──────── Input for this task
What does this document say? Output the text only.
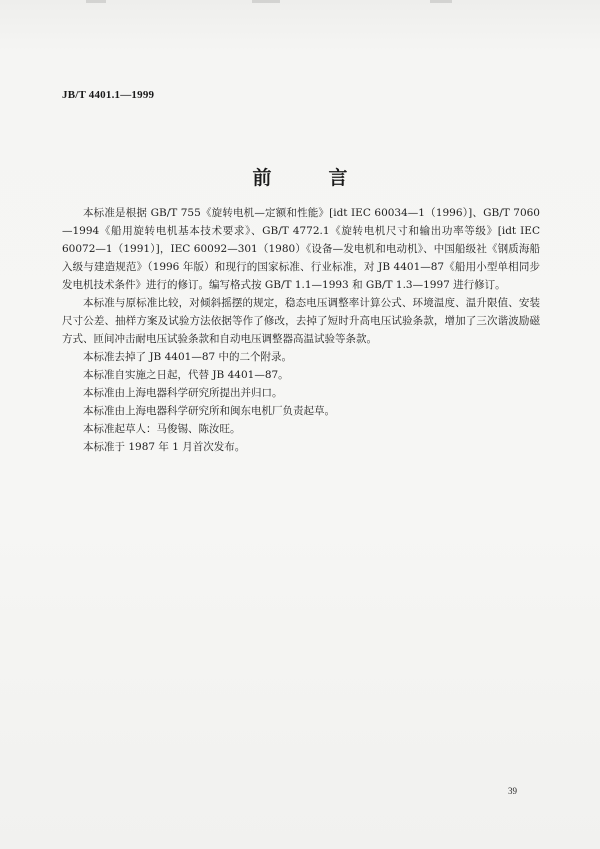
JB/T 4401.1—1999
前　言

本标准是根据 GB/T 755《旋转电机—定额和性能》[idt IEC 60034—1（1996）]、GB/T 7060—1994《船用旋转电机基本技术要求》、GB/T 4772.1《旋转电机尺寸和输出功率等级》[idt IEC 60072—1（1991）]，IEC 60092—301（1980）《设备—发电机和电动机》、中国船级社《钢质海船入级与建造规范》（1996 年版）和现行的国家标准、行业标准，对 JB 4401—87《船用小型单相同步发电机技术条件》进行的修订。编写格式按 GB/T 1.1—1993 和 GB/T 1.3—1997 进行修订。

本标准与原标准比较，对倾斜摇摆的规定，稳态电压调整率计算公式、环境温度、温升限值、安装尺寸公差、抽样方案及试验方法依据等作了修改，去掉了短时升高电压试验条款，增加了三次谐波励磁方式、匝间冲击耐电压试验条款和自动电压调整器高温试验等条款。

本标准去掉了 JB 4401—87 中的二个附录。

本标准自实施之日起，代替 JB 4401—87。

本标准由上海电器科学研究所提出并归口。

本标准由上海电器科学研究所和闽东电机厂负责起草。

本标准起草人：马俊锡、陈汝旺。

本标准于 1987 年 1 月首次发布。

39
────────────────
**Problem details:** Write the material out again exactly as it appears, dropping the pictures.

**Complete response:**
What does this document say? Output the text only.
JB/T 4401.1—1999
前　言

本标准是根据 GB/T 755《旋转电机—定额和性能》[idt IEC 60034—1（1996）]、GB/T 7060—1994《船用旋转电机基本技术要求》、GB/T 4772.1《旋转电机尺寸和输出功率等级》[idt IEC 60072—1（1991）]，IEC 60092—301（1980）《设备—发电机和电动机》、中国船级社《钢质海船入级与建造规范》（1996 年版）和现行的国家标准、行业标准，对 JB 4401—87《船用小型单相同步发电机技术条件》进行的修订。编写格式按 GB/T 1.1—1993 和 GB/T 1.3—1997 进行修订。

本标准与原标准比较，对倾斜摇摆的规定，稳态电压调整率计算公式、环境温度、温升限值、安装尺寸公差、抽样方案及试验方法依据等作了修改，去掉了短时升高电压试验条款，增加了三次谐波励磁方式、匝间冲击耐电压试验条款和自动电压调整器高温试验等条款。

本标准去掉了 JB 4401—87 中的二个附录。

本标准自实施之日起，代替 JB 4401—87。

本标准由上海电器科学研究所提出并归口。

本标准由上海电器科学研究所和闽东电机厂负责起草。

本标准起草人：马俊锡、陈汝旺。

本标准于 1987 年 1 月首次发布。

39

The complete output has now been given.